= Given instruction =
Check the listing below line by line and report how many lines hold "title", with no other words.

= Exercise data =
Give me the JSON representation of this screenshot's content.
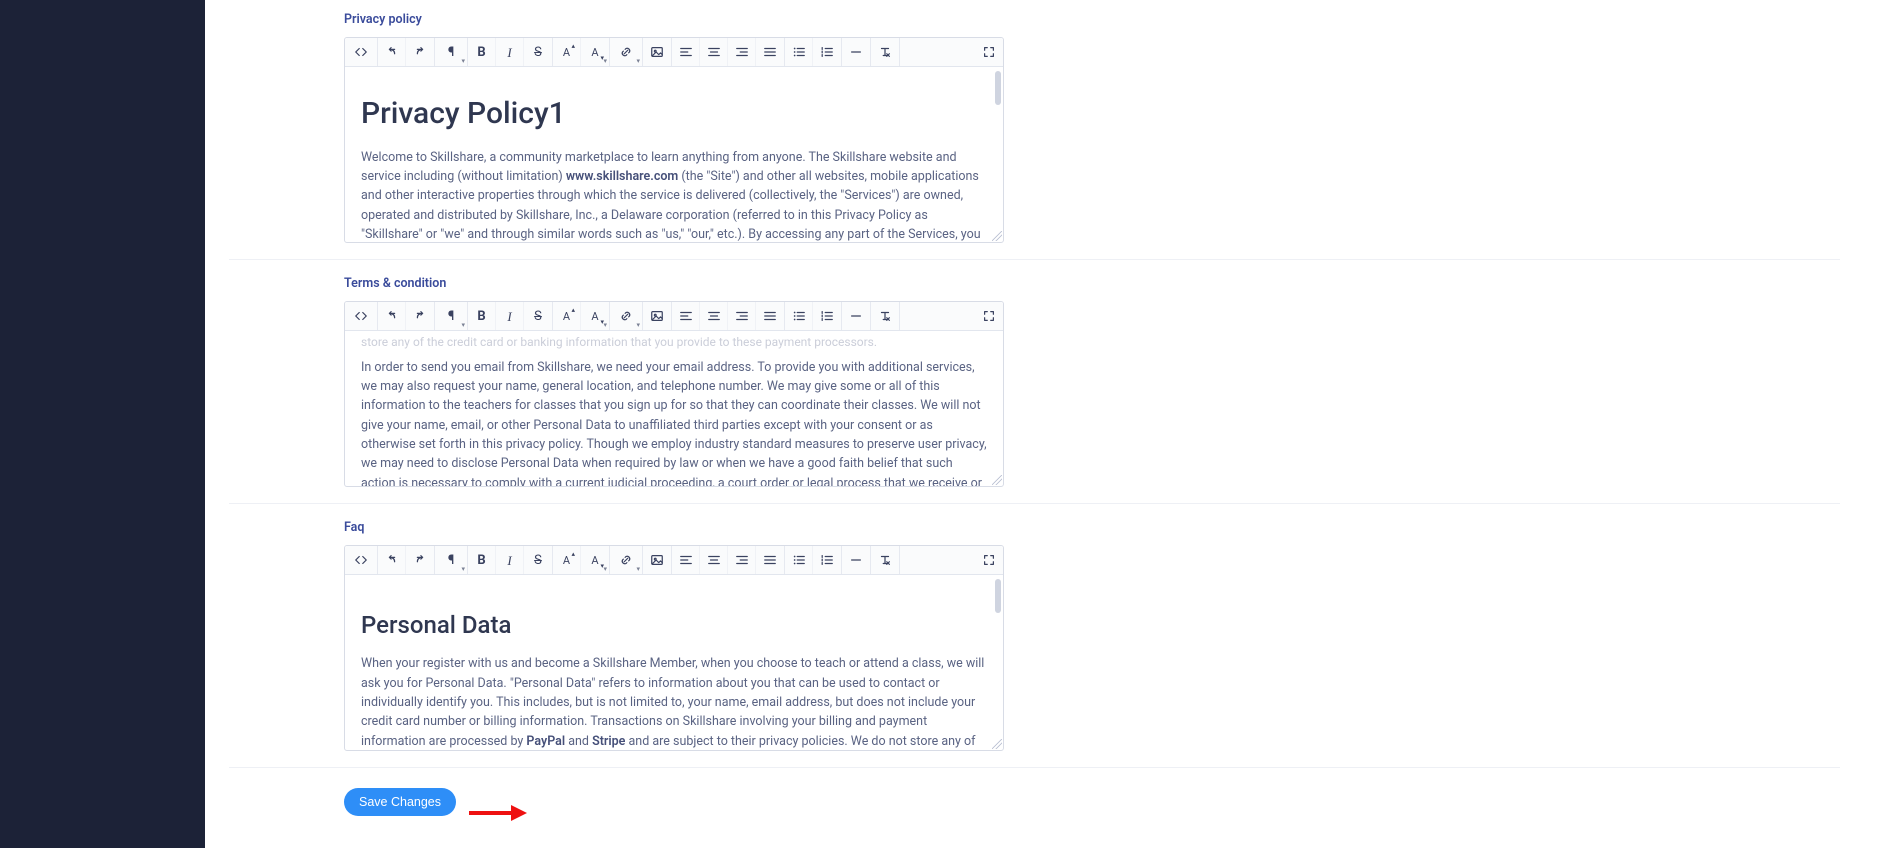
{
  "sections": {
    "privacy_label": "Privacy policy",
    "terms_label": "Terms & condition",
    "faq_label": "Faq"
  },
  "privacy": {
    "heading": "Privacy Policy1",
    "para1_a": "Welcome to Skillshare, a community marketplace to learn anything from anyone. The Skillshare website and service including (without limitation) ",
    "site_bold": "www.skillshare.com",
    "para1_b": " (the \"Site\") and other all websites, mobile applications and other interactive properties through which the service is delivered (collectively, the \"Services\") are owned, operated and distributed by Skillshare, Inc., a Delaware corporation (referred to in this Privacy Policy as \"Skillshare\" or \"we\" and through similar words such as \"us,\" \"our,\" etc.). By accessing any part of the Services, you are agreeing to the terms and conditions described below (this \"Privacy Policy\") and the terms and conditions of our terms of service (the \"Terms of Service\"). If you do not agree to any of these terms, you should not use the Services. This Privacy Policy applies to"
  },
  "terms": {
    "partial_top": "store any of the credit card or banking information that you provide to these payment processors.",
    "para": "In order to send you email from Skillshare, we need your email address. To provide you with additional services, we may also request your name, general location, and telephone number. We may give some or all of this information to the teachers for classes that you sign up for so that they can coordinate their classes. We will not give your name, email, or other Personal Data to unaffiliated third parties except with your consent or as otherwise set forth in this privacy policy. Though we employ industry standard measures to preserve user privacy, we may need to disclose Personal Data when required by law or when we have a good faith belief that such action is necessary to comply with a current judicial proceeding, a court order or legal process that we receive or to protect our interests or the safety of others. In addition, we may provide Personal Data to employees, consultants or other business or persons for the purpose of processing such information on our behalf. In such circumstances, we require that these parties agree to protect the confidentiality of such information and to comply with the terms of this Privacy Policy. We may use your Personal Data to operate, improve, understand and personalize our Services."
  },
  "faq": {
    "heading": "Personal Data",
    "para_a": "When your register with us and become a Skillshare Member, when you choose to teach or attend a class, we will ask you for Personal Data. \"Personal Data\" refers to information about you that can be used to contact or individually identify you. This includes, but is not limited to, your name, email address, but does not include your credit card number or billing information. Transactions on Skillshare involving your billing and payment information are processed by ",
    "paypal": "PayPal",
    "and": " and ",
    "stripe": "Stripe",
    "para_b": " and are subject to their privacy policies. We do not store any of the credit card or banking information that you provide to these payment processors."
  },
  "save_label": "Save Changes",
  "toolbar_labels": {
    "bold": "B",
    "italic": "I",
    "strike": "S",
    "para": "¶",
    "fontA1": "A",
    "fontA2": "A"
  },
  "toolbar_icons": [
    "code-icon",
    "undo-icon",
    "redo-icon",
    "paragraph-icon",
    "bold-icon",
    "italic-icon",
    "strikethrough-icon",
    "font-size-up-icon",
    "font-size-down-icon",
    "link-icon",
    "image-icon",
    "align-left-icon",
    "align-center-icon",
    "align-right-icon",
    "align-justify-icon",
    "list-ul-icon",
    "list-ol-icon",
    "horizontal-rule-icon",
    "clear-format-icon",
    "fullscreen-icon"
  ]
}
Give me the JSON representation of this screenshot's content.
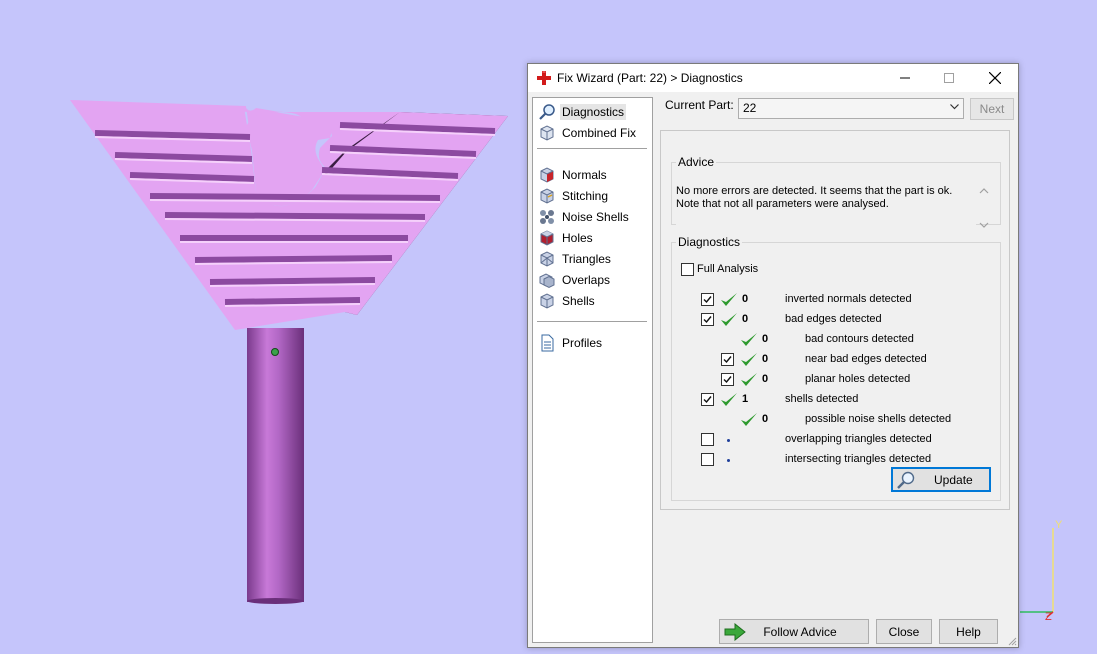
{
  "viewport": {
    "background": "#c5c5fb",
    "model_color": "#e3a4f2",
    "groove_color": "#8c4aa0",
    "axes": {
      "y_label": "Y",
      "z_label": "Z"
    }
  },
  "dialog": {
    "title": "Fix Wizard (Part: 22) > Diagnostics",
    "app_icon": "red-cross-icon",
    "window_buttons": {
      "minimize": "minimize-icon",
      "maximize": "maximize-icon",
      "close": "close-icon"
    }
  },
  "nav": {
    "items": [
      {
        "label": "Diagnostics",
        "icon": "magnifier-icon",
        "selected": true
      },
      {
        "label": "Combined Fix",
        "icon": "cube-wire-icon"
      },
      {
        "label": "Normals",
        "icon": "cube-red-face-icon"
      },
      {
        "label": "Stitching",
        "icon": "cube-stitch-icon"
      },
      {
        "label": "Noise Shells",
        "icon": "noise-shells-icon"
      },
      {
        "label": "Holes",
        "icon": "cube-holes-icon"
      },
      {
        "label": "Triangles",
        "icon": "triangles-icon"
      },
      {
        "label": "Overlaps",
        "icon": "overlaps-icon"
      },
      {
        "label": "Shells",
        "icon": "shells-icon"
      },
      {
        "label": "Profiles",
        "icon": "document-icon"
      }
    ]
  },
  "part": {
    "label": "Current Part:",
    "value": "22",
    "next_label": "Next"
  },
  "advice": {
    "legend": "Advice",
    "line1": "No more errors are detected. It seems that the part is ok.",
    "line2": "Note that not all parameters were analysed."
  },
  "diagnostics": {
    "legend": "Diagnostics",
    "full_analysis_label": "Full Analysis",
    "full_analysis_checked": false,
    "rows": [
      {
        "label": "inverted normals detected",
        "count": "0",
        "checked": true,
        "has_checkbox": true,
        "status": "ok"
      },
      {
        "label": "bad edges detected",
        "count": "0",
        "checked": true,
        "has_checkbox": true,
        "status": "ok"
      },
      {
        "label": "bad contours detected",
        "count": "0",
        "has_checkbox": false,
        "status": "ok"
      },
      {
        "label": "near bad edges detected",
        "count": "0",
        "checked": true,
        "has_checkbox": true,
        "status": "ok"
      },
      {
        "label": "planar holes detected",
        "count": "0",
        "checked": true,
        "has_checkbox": true,
        "status": "ok"
      },
      {
        "label": "shells detected",
        "count": "1",
        "checked": true,
        "has_checkbox": true,
        "status": "ok"
      },
      {
        "label": "possible noise shells detected",
        "count": "0",
        "has_checkbox": false,
        "status": "ok"
      },
      {
        "label": "overlapping triangles detected",
        "count": "",
        "checked": false,
        "has_checkbox": true,
        "status": "not-analysed"
      },
      {
        "label": "intersecting triangles detected",
        "count": "",
        "checked": false,
        "has_checkbox": true,
        "status": "not-analysed"
      }
    ],
    "update_label": "Update"
  },
  "footer": {
    "follow_label": "Follow Advice",
    "close_label": "Close",
    "help_label": "Help"
  },
  "colors": {
    "check_green": "#2e9a2e",
    "accent_blue": "#0078d7"
  }
}
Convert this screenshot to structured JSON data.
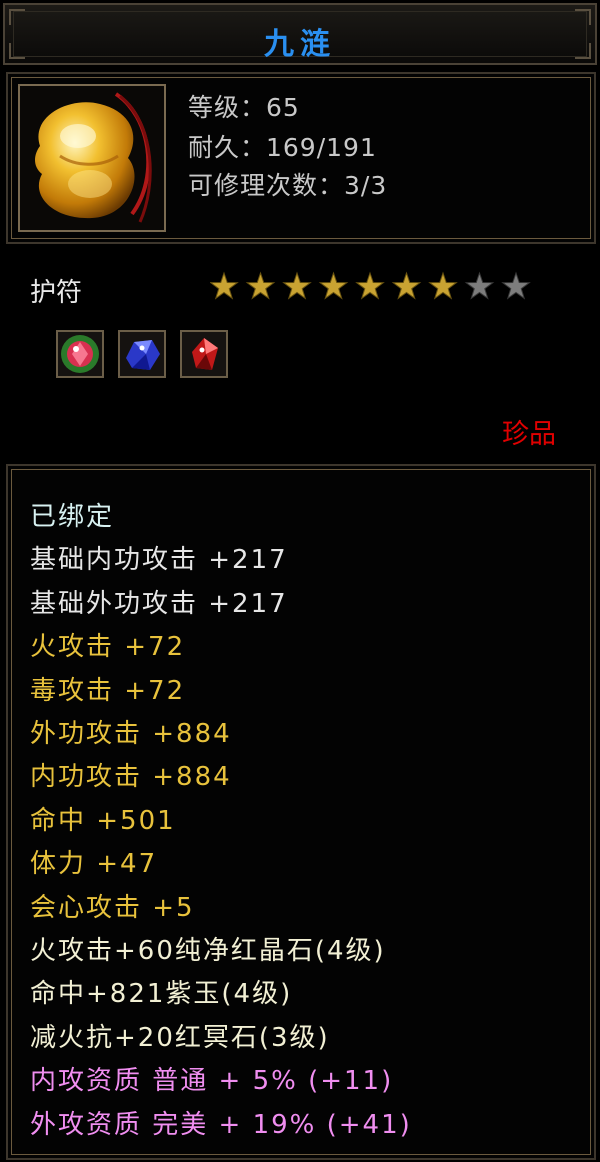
{
  "item": {
    "name": "九涟",
    "level_text": "等级：65",
    "durability_text": "耐久：169/191",
    "repair_text": "可修理次数：3/3",
    "type": "护符",
    "stars_total": 9,
    "stars_filled": 7,
    "rarity": "珍品",
    "icon": "yellow-jade-amulet-icon",
    "gems": [
      {
        "icon": "green-red-gem-icon",
        "color": "#2a8a2a"
      },
      {
        "icon": "blue-crystal-gem-icon",
        "color": "#2a3ad0"
      },
      {
        "icon": "red-crystal-gem-icon",
        "color": "#c01818"
      }
    ]
  },
  "attributes": [
    {
      "text": "已绑定",
      "color": "cyan"
    },
    {
      "text": "基础内功攻击 +217",
      "color": "white"
    },
    {
      "text": "基础外功攻击 +217",
      "color": "white"
    },
    {
      "text": "火攻击 +72",
      "color": "gold"
    },
    {
      "text": "毒攻击 +72",
      "color": "gold"
    },
    {
      "text": "外功攻击 +884",
      "color": "gold"
    },
    {
      "text": "内功攻击 +884",
      "color": "gold"
    },
    {
      "text": "命中 +501",
      "color": "gold"
    },
    {
      "text": "体力 +47",
      "color": "gold"
    },
    {
      "text": "会心攻击 +5",
      "color": "gold"
    },
    {
      "text": "火攻击+60纯净红晶石(4级)",
      "color": "cream"
    },
    {
      "text": "命中+821紫玉(4级)",
      "color": "cream"
    },
    {
      "text": "减火抗+20红冥石(3级)",
      "color": "cream"
    },
    {
      "text": "内攻资质 普通 + 5% (+11)",
      "color": "pink"
    },
    {
      "text": "外攻资质 完美 + 19% (+41)",
      "color": "pink"
    }
  ],
  "colors": {
    "title": "#2a8ff0",
    "star_filled": "#c9a332",
    "star_empty": "#7d7d7d",
    "rarity": "#e00000"
  }
}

= Result =
2